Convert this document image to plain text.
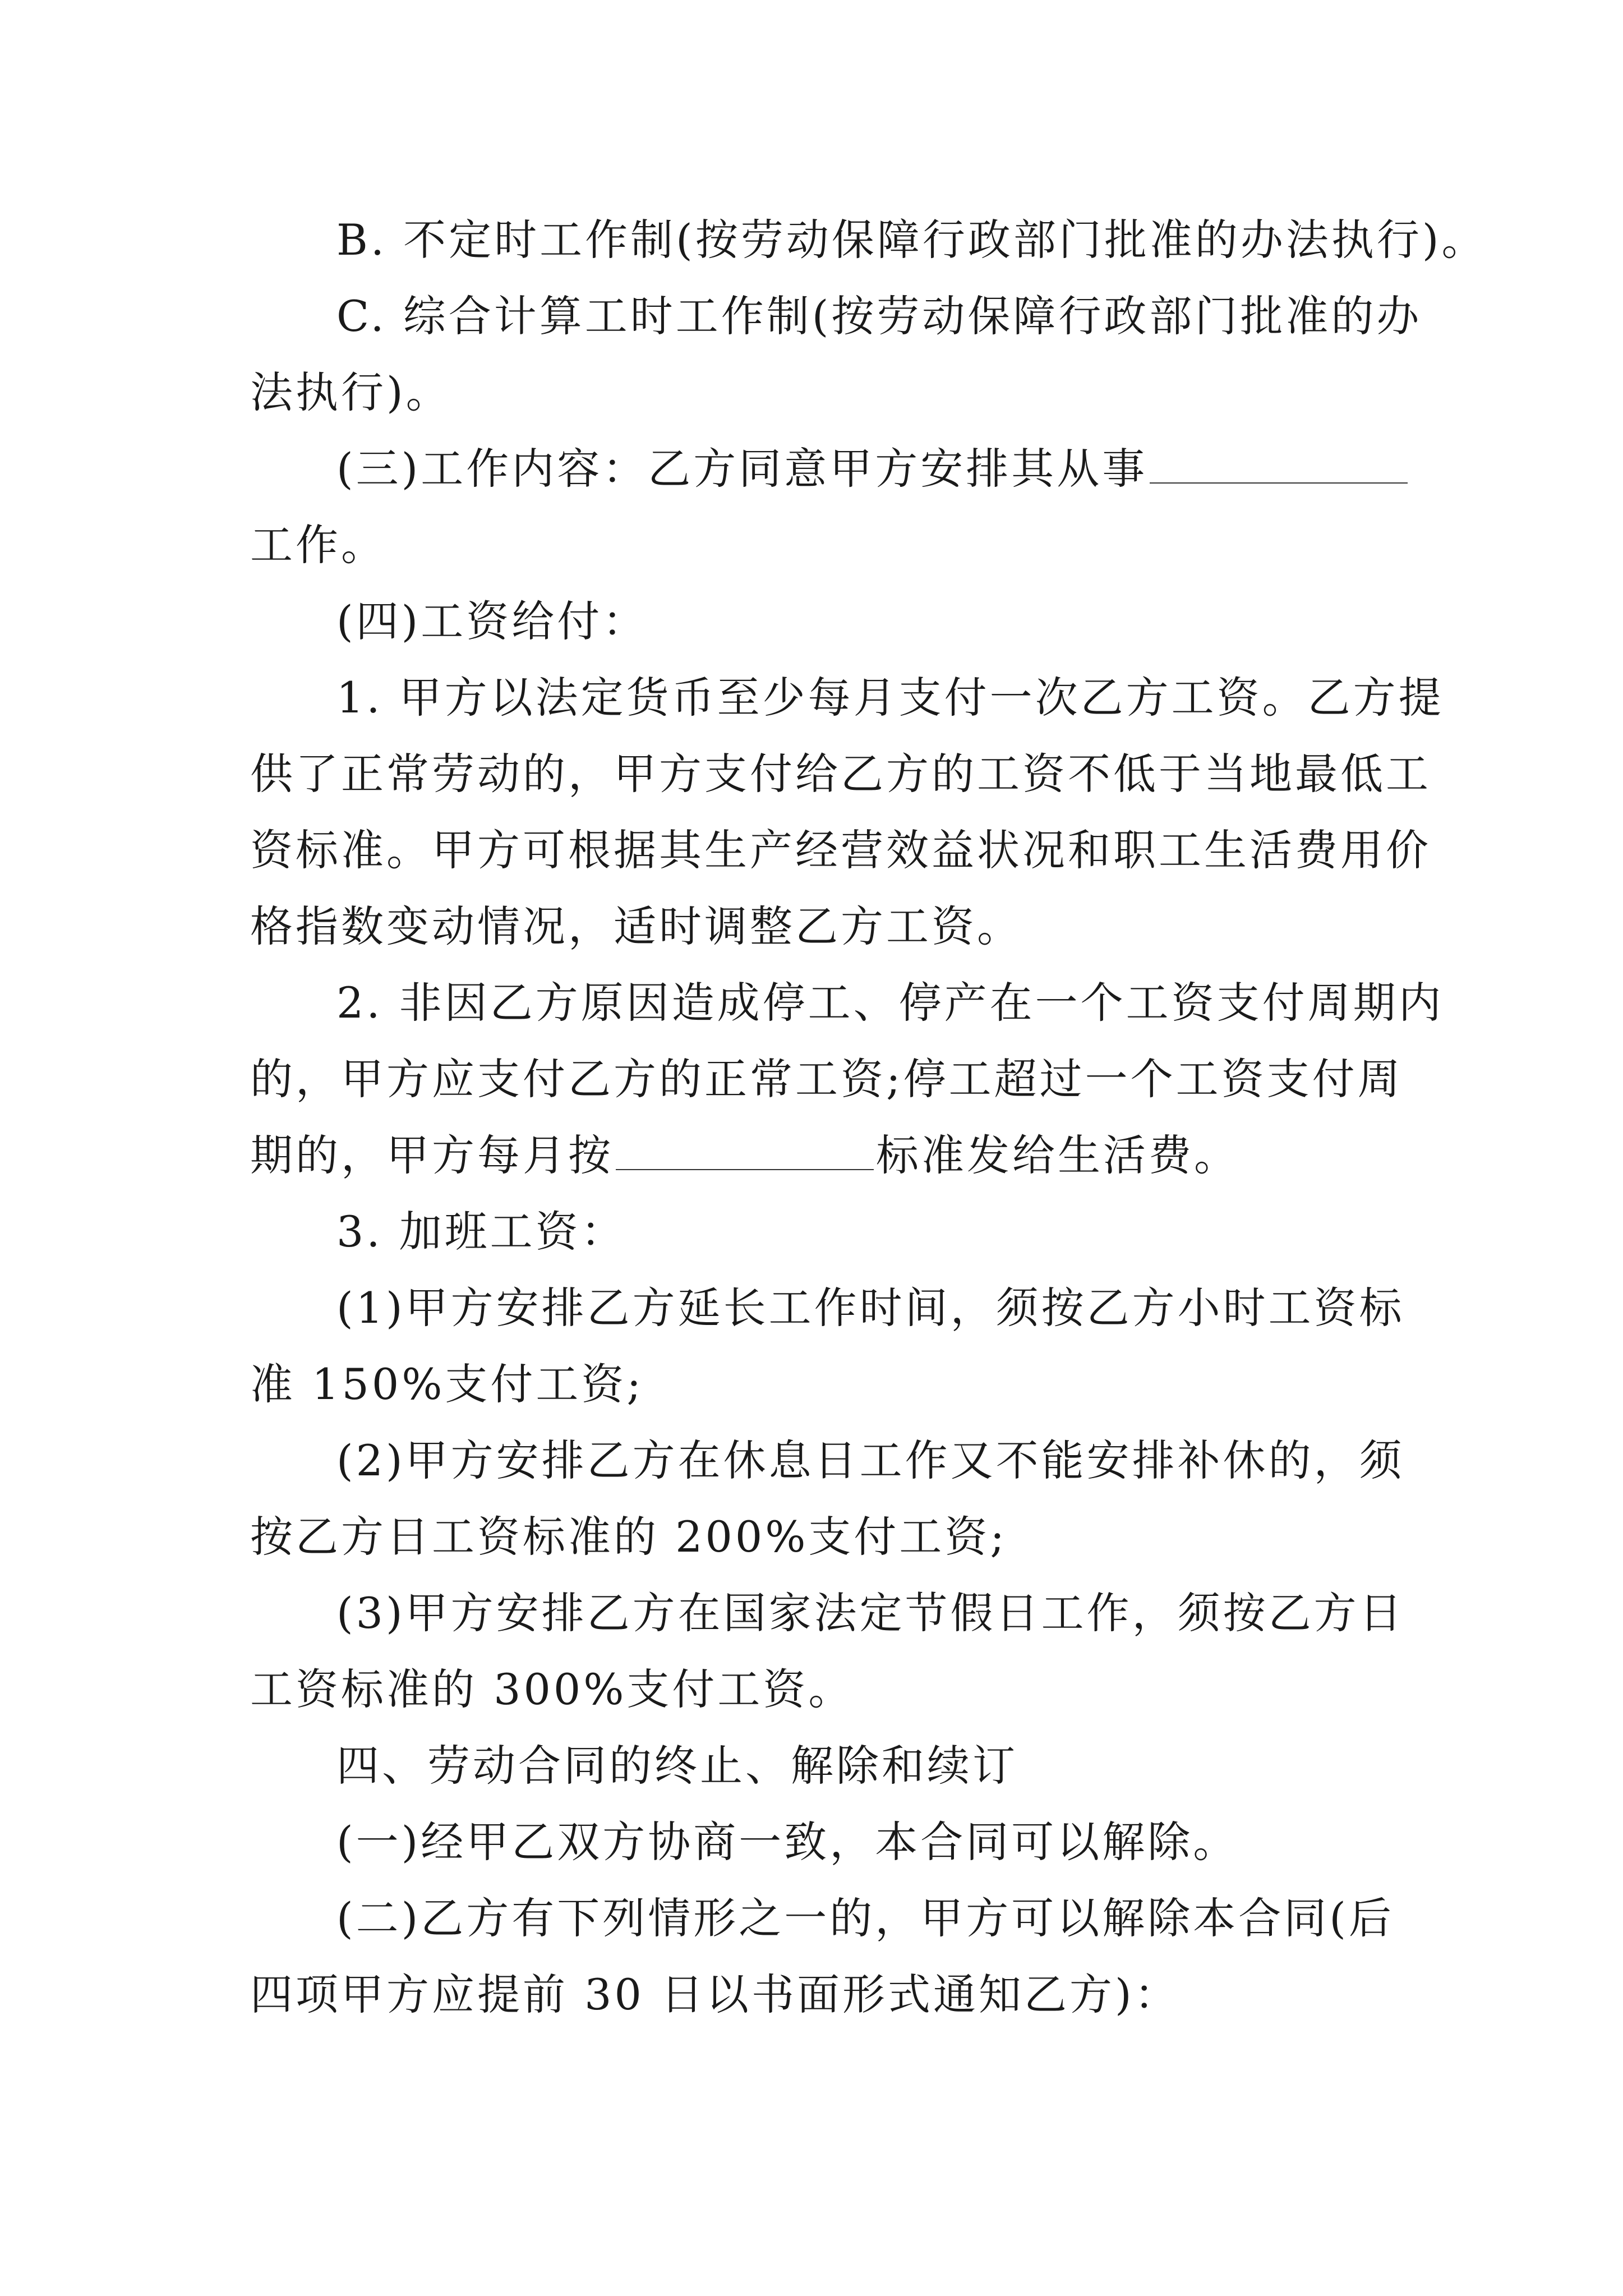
B. 不定时工作制(按劳动保障行政部门批准的办法执行)。
C. 综合计算工时工作制(按劳动保障行政部门批准的办
法执行)。
(三)工作内容：乙方同意甲方安排其从事
工作。
(四)工资给付：
1. 甲方以法定货币至少每月支付一次乙方工资。乙方提
供了正常劳动的，甲方支付给乙方的工资不低于当地最低工
资标准。甲方可根据其生产经营效益状况和职工生活费用价
格指数变动情况，适时调整乙方工资。
2. 非因乙方原因造成停工、停产在一个工资支付周期内
的，甲方应支付乙方的正常工资;停工超过一个工资支付周
期的，甲方每月按	标准发给生活费。
3. 加班工资：
(1)甲方安排乙方延长工作时间，须按乙方小时工资标
准 150%支付工资;
(2)甲方安排乙方在休息日工作又不能安排补休的，须
按乙方日工资标准的 200%支付工资;
(3)甲方安排乙方在国家法定节假日工作，须按乙方日
工资标准的 300%支付工资。
四、劳动合同的终止、解除和续订
(一)经甲乙双方协商一致，本合同可以解除。
(二)乙方有下列情形之一的，甲方可以解除本合同(后
四项甲方应提前 30 日以书面形式通知乙方)：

_ _ _ _

- [GIVEN EXERCISE]
Identify which lines contain the word "支付工资" and copy each one.

- [TASK OUTPUT]
准 150%支付工资;
按乙方日工资标准的 200%支付工资;
工资标准的 300%支付工资。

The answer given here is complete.